▶ **Short task**
Give back the records below exactly, every one, with no pictures.

▶ **Input data**
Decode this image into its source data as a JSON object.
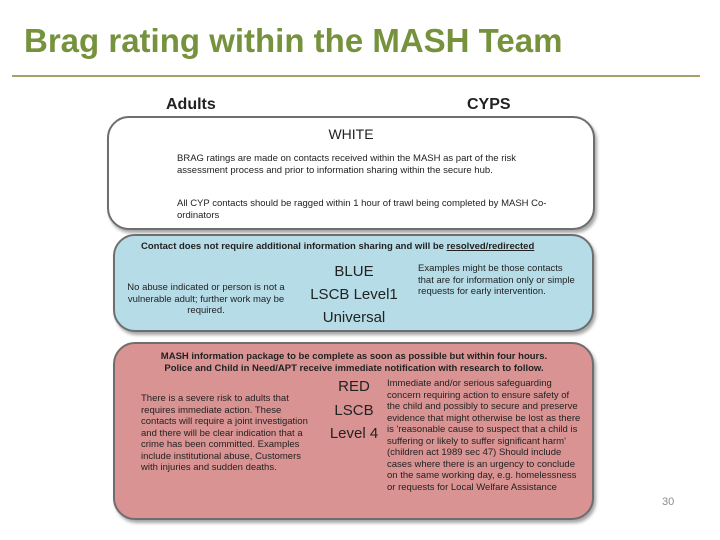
{
  "slide": {
    "title": "Brag rating within the MASH Team",
    "page_number": "30"
  },
  "diagram": {
    "left_header": "Adults",
    "right_header": "CYPS",
    "white": {
      "heading": "WHITE",
      "paragraph1": "BRAG ratings are made on contacts received within the MASH as part of the risk assessment process and prior to information sharing within the secure hub.",
      "paragraph2": "All CYP contacts should be ragged within 1 hour of trawl being completed by MASH Co-ordinators"
    },
    "blue": {
      "banner_prefix": "Contact does not require additional information sharing and will be ",
      "banner_underlined": "resolved/redirected",
      "level_line1": "BLUE",
      "level_line2": "LSCB Level1",
      "level_line3": "Universal",
      "adults_text": "No abuse indicated or person is not a vulnerable adult; further work may be required.",
      "cyps_text": "Examples might be those contacts that are for information only or simple requests for early intervention."
    },
    "red": {
      "banner_line1": "MASH information package to be complete as soon as possible but within four hours.",
      "banner_line2": "Police and Child in Need/APT receive immediate notification with research to follow.",
      "level_line1": "RED",
      "level_line2": "LSCB",
      "level_line3": "Level 4",
      "adults_text": "There is a severe risk to adults that requires immediate action. These contacts will require a joint investigation and there will be clear indication that a crime has been committed. Examples include institutional abuse, Customers with injuries and sudden deaths.",
      "cyps_text": "Immediate and/or serious safeguarding concern requiring action to ensure safety of the child and possibly to secure and preserve evidence that might otherwise be lost as there is 'reasonable cause to suspect that a child is suffering or likely to suffer significant harm' (children act 1989 sec 47) Should include cases where there is an urgency to conclude on the same working day, e.g. homelessness or requests for Local Welfare Assistance"
    }
  }
}
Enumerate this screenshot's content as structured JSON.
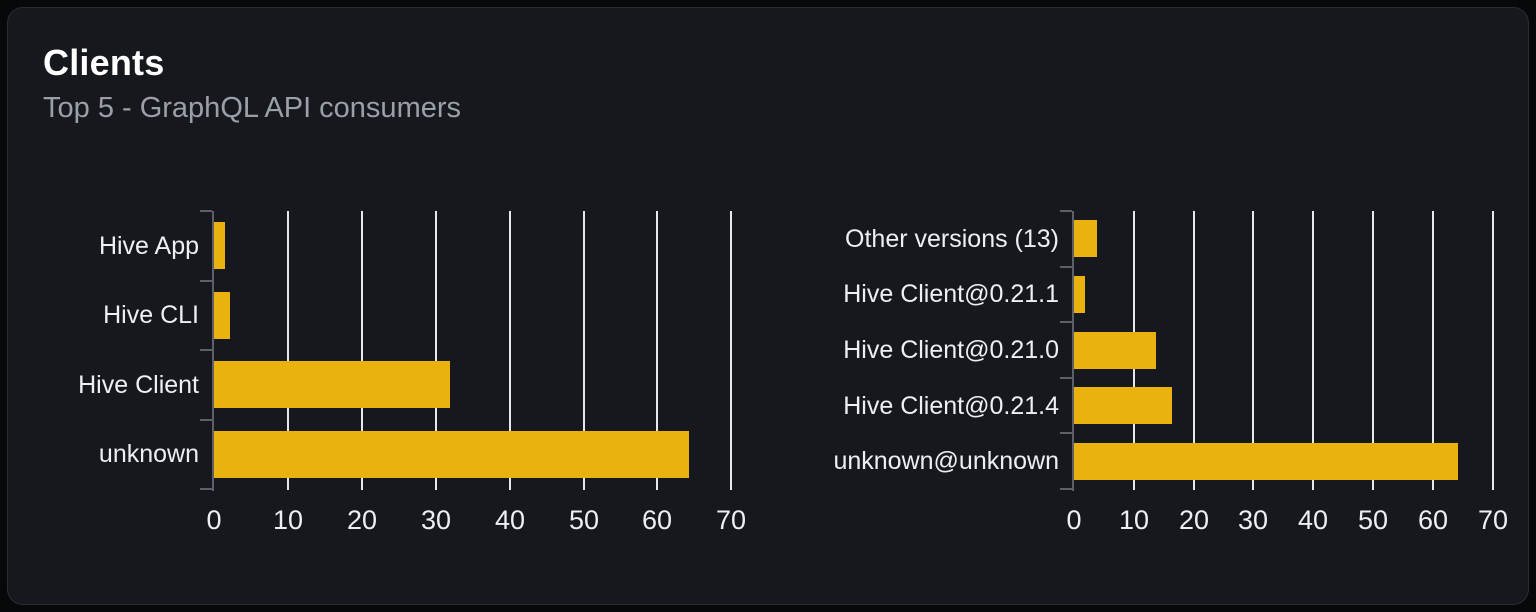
{
  "card": {
    "title": "Clients",
    "subtitle": "Top 5 - GraphQL API consumers"
  },
  "colors": {
    "page_bg": "#070809",
    "card_bg": "#16181d",
    "card_border": "#2a2d34",
    "title": "#ffffff",
    "subtitle": "#9aa0a8",
    "bar": "#e9b20e",
    "grid": "#e5e8ec",
    "axis": "#5c6169",
    "text": "#edeff2"
  },
  "chart_data": [
    {
      "type": "bar",
      "orientation": "horizontal",
      "title": "",
      "categories": [
        "Hive App",
        "Hive CLI",
        "Hive Client",
        "unknown"
      ],
      "values": [
        1.5,
        2.1,
        32,
        64.3
      ],
      "xlim": [
        0,
        70
      ],
      "xticks": [
        0,
        10,
        20,
        30,
        40,
        50,
        60,
        70
      ],
      "grid": true,
      "legend": "none"
    },
    {
      "type": "bar",
      "orientation": "horizontal",
      "title": "",
      "categories": [
        "Other versions (13)",
        "Hive Client@0.21.1",
        "Hive Client@0.21.0",
        "Hive Client@0.21.4",
        "unknown@unknown"
      ],
      "values": [
        3.8,
        1.8,
        13.7,
        16.4,
        64.2
      ],
      "xlim": [
        0,
        70
      ],
      "xticks": [
        0,
        10,
        20,
        30,
        40,
        50,
        60,
        70
      ],
      "grid": true,
      "legend": "none"
    }
  ]
}
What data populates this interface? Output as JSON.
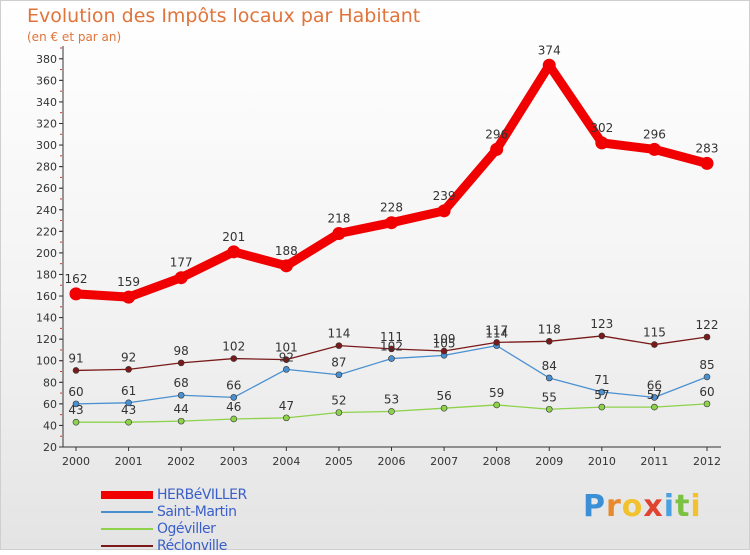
{
  "title": "Evolution des Impôts locaux par Habitant",
  "subtitle": "(en € et par an)",
  "brand": {
    "letters": [
      "P",
      "r",
      "o",
      "x",
      "i",
      "t",
      "i"
    ],
    "colors": [
      "#3a8fd6",
      "#e8892b",
      "#f2c12e",
      "#e0432f",
      "#4aa0e0",
      "#7cc242",
      "#f2c12e"
    ]
  },
  "chart_data": {
    "type": "line",
    "title": "Evolution des Impôts locaux par Habitant",
    "ylabel": "(en € et par an)",
    "xlabel": "",
    "x": [
      "2000",
      "2001",
      "2002",
      "2003",
      "2004",
      "2005",
      "2006",
      "2007",
      "2008",
      "2009",
      "2010",
      "2011",
      "2012"
    ],
    "ylim": [
      20,
      390
    ],
    "yticks": [
      20,
      40,
      60,
      80,
      100,
      120,
      140,
      160,
      180,
      200,
      220,
      240,
      260,
      280,
      300,
      320,
      340,
      360,
      380
    ],
    "grid": false,
    "legend_position": "bottom-left",
    "series": [
      {
        "name": "HERBéVILLER",
        "color": "#f00000",
        "labels": [
          "162",
          "159",
          "177",
          "201",
          "188",
          "218",
          "228",
          "239",
          "296",
          "374",
          "302",
          "296",
          "283"
        ],
        "values": [
          162,
          159,
          177,
          201,
          188,
          218,
          228,
          239,
          296,
          374,
          302,
          296,
          283
        ]
      },
      {
        "name": "Saint-Martin",
        "color": "#4a90d0",
        "labels": [
          "60",
          "61",
          "68",
          "66",
          "92",
          "87",
          "102",
          "105",
          "114",
          "84",
          "71",
          "66",
          "85"
        ],
        "values": [
          60,
          61,
          68,
          66,
          92,
          87,
          102,
          105,
          114,
          84,
          71,
          66,
          85
        ]
      },
      {
        "name": "Ogéviller",
        "color": "#8dd24a",
        "labels": [
          "43",
          "43",
          "44",
          "46",
          "47",
          "52",
          "53",
          "56",
          "59",
          "55",
          "57",
          "57",
          "60"
        ],
        "values": [
          43,
          43,
          44,
          46,
          47,
          52,
          53,
          56,
          59,
          55,
          57,
          57,
          60
        ]
      },
      {
        "name": "Réclonville",
        "color": "#7a1a1a",
        "labels": [
          "91",
          "92",
          "98",
          "102",
          "101",
          "114",
          "111",
          "109",
          "117",
          "118",
          "123",
          "115",
          "122"
        ],
        "values": [
          91,
          92,
          98,
          102,
          101,
          114,
          111,
          109,
          117,
          118,
          123,
          115,
          122
        ]
      }
    ]
  }
}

▶ **Full answer**
Decode this image into its source data as a JSON object.
{
  "slide": {
    "title": "Brag rating within the MASH Team",
    "page_number": "30"
  },
  "diagram": {
    "left_header": "Adults",
    "right_header": "CYPS",
    "white": {
      "heading": "WHITE",
      "paragraph1": "BRAG ratings are made on contacts received within the MASH as part of the risk assessment process and prior to information sharing within the secure hub.",
      "paragraph2": "All CYP contacts should be ragged within 1 hour of trawl being completed by MASH Co-ordinators"
    },
    "blue": {
      "banner_prefix": "Contact does not require additional information sharing and will be ",
      "banner_underlined": "resolved/redirected",
      "level_line1": "BLUE",
      "level_line2": "LSCB Level1",
      "level_line3": "Universal",
      "adults_text": "No abuse indicated or person is not a vulnerable adult; further work may be required.",
      "cyps_text": "Examples might be those contacts that are for information only or simple requests for early intervention."
    },
    "red": {
      "banner_line1": "MASH information package to be complete as soon as possible but within four hours.",
      "banner_line2": "Police and Child in Need/APT receive immediate notification with research to follow.",
      "level_line1": "RED",
      "level_line2": "LSCB",
      "level_line3": "Level 4",
      "adults_text": "There is a severe risk to adults that requires immediate action. These contacts will require a joint investigation and there will be clear indication that a crime has been committed. Examples include institutional abuse, Customers with injuries and sudden deaths.",
      "cyps_text": "Immediate and/or serious safeguarding concern requiring action to ensure safety of the child and possibly to secure and preserve evidence that might otherwise be lost as there is 'reasonable cause to suspect that a child is suffering or likely to suffer significant harm' (children act 1989 sec 47) Should include cases where there is an urgency to conclude on the same working day, e.g. homelessness or requests for Local Welfare Assistance"
    }
  }
}
Enumerate this screenshot's content as structured JSON.
{
  "card": {
    "title": "Clients",
    "subtitle": "Top 5 - GraphQL API consumers"
  },
  "colors": {
    "page_bg": "#070809",
    "card_bg": "#16181d",
    "card_border": "#2a2d34",
    "title": "#ffffff",
    "subtitle": "#9aa0a8",
    "bar": "#e9b20e",
    "grid": "#e5e8ec",
    "axis": "#5c6169",
    "text": "#edeff2"
  },
  "chart_data": [
    {
      "type": "bar",
      "orientation": "horizontal",
      "title": "",
      "categories": [
        "Hive App",
        "Hive CLI",
        "Hive Client",
        "unknown"
      ],
      "values": [
        1.5,
        2.1,
        32,
        64.3
      ],
      "xlim": [
        0,
        70
      ],
      "xticks": [
        0,
        10,
        20,
        30,
        40,
        50,
        60,
        70
      ],
      "grid": true,
      "legend": "none"
    },
    {
      "type": "bar",
      "orientation": "horizontal",
      "title": "",
      "categories": [
        "Other versions (13)",
        "Hive Client@0.21.1",
        "Hive Client@0.21.0",
        "Hive Client@0.21.4",
        "unknown@unknown"
      ],
      "values": [
        3.8,
        1.8,
        13.7,
        16.4,
        64.2
      ],
      "xlim": [
        0,
        70
      ],
      "xticks": [
        0,
        10,
        20,
        30,
        40,
        50,
        60,
        70
      ],
      "grid": true,
      "legend": "none"
    }
  ]
}
What data populates this interface? Output as JSON.
{
  "title": "Evolution des Impôts locaux par Habitant",
  "subtitle": "(en € et par an)",
  "brand": {
    "letters": [
      "P",
      "r",
      "o",
      "x",
      "i",
      "t",
      "i"
    ],
    "colors": [
      "#3a8fd6",
      "#e8892b",
      "#f2c12e",
      "#e0432f",
      "#4aa0e0",
      "#7cc242",
      "#f2c12e"
    ]
  },
  "chart_data": {
    "type": "line",
    "title": "Evolution des Impôts locaux par Habitant",
    "ylabel": "(en € et par an)",
    "xlabel": "",
    "x": [
      "2000",
      "2001",
      "2002",
      "2003",
      "2004",
      "2005",
      "2006",
      "2007",
      "2008",
      "2009",
      "2010",
      "2011",
      "2012"
    ],
    "ylim": [
      20,
      390
    ],
    "yticks": [
      20,
      40,
      60,
      80,
      100,
      120,
      140,
      160,
      180,
      200,
      220,
      240,
      260,
      280,
      300,
      320,
      340,
      360,
      380
    ],
    "grid": false,
    "legend_position": "bottom-left",
    "series": [
      {
        "name": "HERBéVILLER",
        "color": "#f00000",
        "labels": [
          "162",
          "159",
          "177",
          "201",
          "188",
          "218",
          "228",
          "239",
          "296",
          "374",
          "302",
          "296",
          "283"
        ],
        "values": [
          162,
          159,
          177,
          201,
          188,
          218,
          228,
          239,
          296,
          374,
          302,
          296,
          283
        ]
      },
      {
        "name": "Saint-Martin",
        "color": "#4a90d0",
        "labels": [
          "60",
          "61",
          "68",
          "66",
          "92",
          "87",
          "102",
          "105",
          "114",
          "84",
          "71",
          "66",
          "85"
        ],
        "values": [
          60,
          61,
          68,
          66,
          92,
          87,
          102,
          105,
          114,
          84,
          71,
          66,
          85
        ]
      },
      {
        "name": "Ogéviller",
        "color": "#8dd24a",
        "labels": [
          "43",
          "43",
          "44",
          "46",
          "47",
          "52",
          "53",
          "56",
          "59",
          "55",
          "57",
          "57",
          "60"
        ],
        "values": [
          43,
          43,
          44,
          46,
          47,
          52,
          53,
          56,
          59,
          55,
          57,
          57,
          60
        ]
      },
      {
        "name": "Réclonville",
        "color": "#7a1a1a",
        "labels": [
          "91",
          "92",
          "98",
          "102",
          "101",
          "114",
          "111",
          "109",
          "117",
          "118",
          "123",
          "115",
          "122"
        ],
        "values": [
          91,
          92,
          98,
          102,
          101,
          114,
          111,
          109,
          117,
          118,
          123,
          115,
          122
        ]
      }
    ]
  }
}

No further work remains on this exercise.